- Given problem -
Reproduce the following records line for line, without any changes.

Dataset items

+++

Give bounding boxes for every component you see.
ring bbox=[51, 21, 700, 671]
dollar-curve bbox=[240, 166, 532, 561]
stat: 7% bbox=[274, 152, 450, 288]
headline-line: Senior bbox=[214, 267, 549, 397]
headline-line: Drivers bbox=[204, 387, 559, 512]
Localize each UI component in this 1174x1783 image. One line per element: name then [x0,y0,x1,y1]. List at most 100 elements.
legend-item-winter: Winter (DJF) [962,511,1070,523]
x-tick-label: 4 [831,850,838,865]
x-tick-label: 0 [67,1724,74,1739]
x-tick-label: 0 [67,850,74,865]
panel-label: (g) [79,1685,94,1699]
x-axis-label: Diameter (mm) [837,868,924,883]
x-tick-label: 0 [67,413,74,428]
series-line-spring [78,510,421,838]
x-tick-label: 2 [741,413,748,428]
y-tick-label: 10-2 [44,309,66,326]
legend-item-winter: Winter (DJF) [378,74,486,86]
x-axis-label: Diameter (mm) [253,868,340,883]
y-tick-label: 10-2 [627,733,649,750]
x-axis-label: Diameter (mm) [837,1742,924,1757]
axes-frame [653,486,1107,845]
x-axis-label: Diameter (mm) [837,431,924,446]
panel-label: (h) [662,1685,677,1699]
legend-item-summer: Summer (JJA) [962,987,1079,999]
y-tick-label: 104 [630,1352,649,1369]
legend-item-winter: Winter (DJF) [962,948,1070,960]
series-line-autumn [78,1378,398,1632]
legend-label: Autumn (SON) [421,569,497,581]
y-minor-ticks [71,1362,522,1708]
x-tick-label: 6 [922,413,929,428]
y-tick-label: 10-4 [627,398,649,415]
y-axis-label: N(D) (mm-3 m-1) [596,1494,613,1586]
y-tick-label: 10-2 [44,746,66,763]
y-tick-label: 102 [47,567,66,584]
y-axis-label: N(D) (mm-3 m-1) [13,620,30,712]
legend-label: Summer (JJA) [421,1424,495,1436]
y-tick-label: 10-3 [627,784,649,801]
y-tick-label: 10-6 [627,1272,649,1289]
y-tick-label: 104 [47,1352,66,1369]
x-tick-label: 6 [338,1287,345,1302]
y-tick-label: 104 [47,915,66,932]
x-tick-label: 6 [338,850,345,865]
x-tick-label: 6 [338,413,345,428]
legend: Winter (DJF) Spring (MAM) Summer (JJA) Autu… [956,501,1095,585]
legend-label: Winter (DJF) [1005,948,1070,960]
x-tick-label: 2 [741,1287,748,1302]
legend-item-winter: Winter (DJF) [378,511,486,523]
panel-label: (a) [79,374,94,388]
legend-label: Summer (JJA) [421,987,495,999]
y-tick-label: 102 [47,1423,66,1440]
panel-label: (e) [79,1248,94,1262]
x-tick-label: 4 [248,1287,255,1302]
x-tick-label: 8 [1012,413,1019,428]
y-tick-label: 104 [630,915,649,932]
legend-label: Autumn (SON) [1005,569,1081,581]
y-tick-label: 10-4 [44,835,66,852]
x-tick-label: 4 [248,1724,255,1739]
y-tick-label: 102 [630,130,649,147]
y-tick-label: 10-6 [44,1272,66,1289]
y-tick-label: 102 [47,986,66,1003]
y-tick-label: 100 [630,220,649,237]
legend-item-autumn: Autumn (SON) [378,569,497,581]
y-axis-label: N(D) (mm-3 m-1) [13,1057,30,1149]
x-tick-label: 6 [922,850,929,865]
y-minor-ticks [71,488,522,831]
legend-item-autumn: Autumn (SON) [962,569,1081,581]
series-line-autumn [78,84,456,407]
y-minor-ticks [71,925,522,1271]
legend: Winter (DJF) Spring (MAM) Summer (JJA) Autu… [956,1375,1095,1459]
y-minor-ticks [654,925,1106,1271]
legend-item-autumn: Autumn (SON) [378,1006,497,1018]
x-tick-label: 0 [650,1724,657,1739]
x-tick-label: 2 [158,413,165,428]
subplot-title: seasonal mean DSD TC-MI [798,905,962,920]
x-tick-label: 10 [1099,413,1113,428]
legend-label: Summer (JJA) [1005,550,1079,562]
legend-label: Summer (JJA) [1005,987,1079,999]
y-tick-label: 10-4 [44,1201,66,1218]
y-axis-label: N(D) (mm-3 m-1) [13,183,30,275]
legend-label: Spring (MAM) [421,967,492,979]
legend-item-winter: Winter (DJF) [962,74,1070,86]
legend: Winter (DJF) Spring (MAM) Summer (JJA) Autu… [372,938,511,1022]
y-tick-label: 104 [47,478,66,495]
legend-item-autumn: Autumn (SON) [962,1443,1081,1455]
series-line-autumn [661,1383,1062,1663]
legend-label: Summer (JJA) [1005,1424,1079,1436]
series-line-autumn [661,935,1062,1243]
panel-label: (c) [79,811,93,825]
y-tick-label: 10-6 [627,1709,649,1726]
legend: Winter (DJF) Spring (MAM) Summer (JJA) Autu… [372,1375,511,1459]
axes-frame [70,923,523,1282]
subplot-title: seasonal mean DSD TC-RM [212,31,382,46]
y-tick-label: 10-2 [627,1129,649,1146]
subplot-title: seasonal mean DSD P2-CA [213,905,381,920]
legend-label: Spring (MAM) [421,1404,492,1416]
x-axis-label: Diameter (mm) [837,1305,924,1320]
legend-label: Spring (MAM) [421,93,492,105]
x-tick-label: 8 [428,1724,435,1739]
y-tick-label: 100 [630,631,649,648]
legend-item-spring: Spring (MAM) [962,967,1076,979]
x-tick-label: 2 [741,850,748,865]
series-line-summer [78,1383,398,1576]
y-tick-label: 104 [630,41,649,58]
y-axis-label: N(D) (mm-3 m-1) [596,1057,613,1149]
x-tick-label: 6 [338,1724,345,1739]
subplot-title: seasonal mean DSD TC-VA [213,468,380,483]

+++

- Worked answer -
Give bounding boxes for every component you see.
ring bbox=[51, 21, 700, 671]
dollar-curve bbox=[240, 166, 532, 561]
stat: 7% bbox=[274, 152, 450, 288]
headline-line: Senior bbox=[214, 267, 549, 397]
headline-line: Drivers bbox=[204, 387, 559, 512]
Localize each UI component in this 1174x1783 image. One line per element: name then [x0,y0,x1,y1]. List at most 100 elements.
legend-item-winter: Winter (DJF) [962,511,1070,523]
x-tick-label: 4 [831,850,838,865]
x-tick-label: 0 [67,1724,74,1739]
x-tick-label: 0 [67,850,74,865]
panel-label: (g) [79,1685,94,1699]
x-axis-label: Diameter (mm) [837,868,924,883]
x-tick-label: 0 [67,413,74,428]
series-line-spring [78,510,421,838]
x-tick-label: 2 [741,413,748,428]
y-tick-label: 10-2 [44,309,66,326]
legend-item-winter: Winter (DJF) [378,74,486,86]
x-axis-label: Diameter (mm) [253,868,340,883]
y-tick-label: 10-2 [627,733,649,750]
x-axis-label: Diameter (mm) [837,1742,924,1757]
axes-frame [653,486,1107,845]
x-axis-label: Diameter (mm) [837,431,924,446]
panel-label: (h) [662,1685,677,1699]
legend-item-summer: Summer (JJA) [962,987,1079,999]
y-tick-label: 104 [630,1352,649,1369]
legend-item-winter: Winter (DJF) [962,948,1070,960]
series-line-autumn [78,1378,398,1632]
legend-label: Autumn (SON) [421,569,497,581]
y-minor-ticks [71,1362,522,1708]
x-tick-label: 6 [922,413,929,428]
y-tick-label: 10-4 [627,398,649,415]
y-axis-label: N(D) (mm-3 m-1) [596,1494,613,1586]
y-tick-label: 10-2 [44,746,66,763]
y-tick-label: 102 [47,567,66,584]
y-axis-label: N(D) (mm-3 m-1) [13,620,30,712]
legend-label: Summer (JJA) [421,1424,495,1436]
y-tick-label: 10-3 [627,784,649,801]
y-tick-label: 10-6 [627,1272,649,1289]
y-tick-label: 104 [47,1352,66,1369]
x-tick-label: 6 [338,1287,345,1302]
y-tick-label: 104 [47,915,66,932]
x-tick-label: 6 [338,850,345,865]
x-tick-label: 6 [338,413,345,428]
legend: Winter (DJF) Spring (MAM) Summer (JJA) Autu… [956,501,1095,585]
legend-label: Winter (DJF) [1005,948,1070,960]
x-tick-label: 2 [741,1287,748,1302]
legend-item-winter: Winter (DJF) [378,511,486,523]
panel-label: (a) [79,374,94,388]
legend-label: Summer (JJA) [421,987,495,999]
y-tick-label: 102 [47,1423,66,1440]
panel-label: (e) [79,1248,94,1262]
x-tick-label: 4 [248,1287,255,1302]
x-tick-label: 8 [1012,413,1019,428]
y-tick-label: 104 [630,915,649,932]
legend-label: Autumn (SON) [1005,569,1081,581]
y-tick-label: 10-4 [44,835,66,852]
x-tick-label: 4 [248,1724,255,1739]
y-tick-label: 102 [630,130,649,147]
y-tick-label: 10-6 [44,1272,66,1289]
y-tick-label: 102 [47,986,66,1003]
y-tick-label: 100 [630,220,649,237]
legend-item-autumn: Autumn (SON) [378,569,497,581]
y-axis-label: N(D) (mm-3 m-1) [13,1057,30,1149]
x-tick-label: 6 [922,850,929,865]
y-minor-ticks [71,488,522,831]
legend-item-autumn: Autumn (SON) [962,569,1081,581]
series-line-autumn [78,84,456,407]
y-minor-ticks [71,925,522,1271]
legend: Winter (DJF) Spring (MAM) Summer (JJA) Autu… [956,1375,1095,1459]
y-minor-ticks [654,925,1106,1271]
legend-item-autumn: Autumn (SON) [378,1006,497,1018]
x-tick-label: 0 [650,1724,657,1739]
x-tick-label: 2 [158,413,165,428]
subplot-title: seasonal mean DSD TC-MI [798,905,962,920]
x-tick-label: 10 [1099,413,1113,428]
legend-label: Summer (JJA) [1005,550,1079,562]
legend-label: Summer (JJA) [1005,987,1079,999]
y-tick-label: 10-4 [44,1201,66,1218]
y-axis-label: N(D) (mm-3 m-1) [13,183,30,275]
legend-label: Spring (MAM) [421,967,492,979]
legend-item-winter: Winter (DJF) [962,74,1070,86]
legend: Winter (DJF) Spring (MAM) Summer (JJA) Autu… [372,938,511,1022]
y-tick-label: 104 [47,478,66,495]
legend-item-autumn: Autumn (SON) [962,1443,1081,1455]
series-line-autumn [661,1383,1062,1663]
legend-label: Summer (JJA) [1005,1424,1079,1436]
series-line-autumn [661,935,1062,1243]
panel-label: (c) [79,811,93,825]
y-tick-label: 10-6 [627,1709,649,1726]
legend: Winter (DJF) Spring (MAM) Summer (JJA) Autu… [372,1375,511,1459]
axes-frame [70,923,523,1282]
subplot-title: seasonal mean DSD TC-RM [212,31,382,46]
y-tick-label: 10-2 [627,1129,649,1146]
subplot-title: seasonal mean DSD P2-CA [213,905,381,920]
legend-label: Spring (MAM) [421,1404,492,1416]
x-axis-label: Diameter (mm) [837,1305,924,1320]
legend-label: Spring (MAM) [421,93,492,105]
x-tick-label: 8 [428,1724,435,1739]
y-tick-label: 100 [630,631,649,648]
legend-item-spring: Spring (MAM) [962,967,1076,979]
x-tick-label: 2 [741,850,748,865]
series-line-summer [78,1383,398,1576]
y-tick-label: 104 [630,41,649,58]
y-axis-label: N(D) (mm-3 m-1) [596,1057,613,1149]
x-tick-label: 6 [338,1724,345,1739]
subplot-title: seasonal mean DSD TC-VA [213,468,380,483]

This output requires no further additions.